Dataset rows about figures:
[BEGIN]
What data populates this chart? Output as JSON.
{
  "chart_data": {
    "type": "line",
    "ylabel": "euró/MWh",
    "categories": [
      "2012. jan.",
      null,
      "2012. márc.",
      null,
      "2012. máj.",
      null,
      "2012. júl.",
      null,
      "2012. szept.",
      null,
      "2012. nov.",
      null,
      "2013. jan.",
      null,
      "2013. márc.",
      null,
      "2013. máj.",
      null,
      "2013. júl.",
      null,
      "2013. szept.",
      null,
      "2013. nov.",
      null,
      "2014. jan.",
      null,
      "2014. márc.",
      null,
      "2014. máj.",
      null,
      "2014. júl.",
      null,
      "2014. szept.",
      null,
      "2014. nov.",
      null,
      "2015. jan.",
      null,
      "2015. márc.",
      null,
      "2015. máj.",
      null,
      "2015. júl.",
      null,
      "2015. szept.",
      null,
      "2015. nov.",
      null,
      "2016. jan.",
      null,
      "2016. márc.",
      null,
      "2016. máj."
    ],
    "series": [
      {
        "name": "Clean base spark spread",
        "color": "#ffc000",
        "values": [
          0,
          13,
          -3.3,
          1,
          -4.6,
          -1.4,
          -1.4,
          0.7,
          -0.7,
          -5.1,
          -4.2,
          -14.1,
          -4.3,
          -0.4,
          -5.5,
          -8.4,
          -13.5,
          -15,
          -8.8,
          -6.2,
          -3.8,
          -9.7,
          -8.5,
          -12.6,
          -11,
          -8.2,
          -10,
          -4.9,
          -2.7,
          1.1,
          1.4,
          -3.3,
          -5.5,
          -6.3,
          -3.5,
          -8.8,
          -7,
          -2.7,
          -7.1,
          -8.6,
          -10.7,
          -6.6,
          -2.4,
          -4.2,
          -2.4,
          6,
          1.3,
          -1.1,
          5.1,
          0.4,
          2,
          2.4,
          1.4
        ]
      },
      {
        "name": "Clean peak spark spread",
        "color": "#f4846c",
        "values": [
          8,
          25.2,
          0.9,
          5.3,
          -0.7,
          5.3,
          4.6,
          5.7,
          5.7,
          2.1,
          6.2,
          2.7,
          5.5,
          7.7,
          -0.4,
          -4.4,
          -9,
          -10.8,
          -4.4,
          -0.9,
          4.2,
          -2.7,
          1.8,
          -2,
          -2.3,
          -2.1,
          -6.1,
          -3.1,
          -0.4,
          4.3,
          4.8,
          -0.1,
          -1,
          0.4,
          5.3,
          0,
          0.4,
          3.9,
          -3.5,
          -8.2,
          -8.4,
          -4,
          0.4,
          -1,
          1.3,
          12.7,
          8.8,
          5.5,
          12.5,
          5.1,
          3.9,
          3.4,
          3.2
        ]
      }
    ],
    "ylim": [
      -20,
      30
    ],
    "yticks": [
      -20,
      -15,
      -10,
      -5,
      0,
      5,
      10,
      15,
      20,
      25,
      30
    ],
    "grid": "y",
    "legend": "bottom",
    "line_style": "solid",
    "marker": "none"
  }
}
[END]
Scan the entries above for the word "name" and collect each line holding it.

        "name": "Clean base spark spread",
        "name": "Clean peak spark spread",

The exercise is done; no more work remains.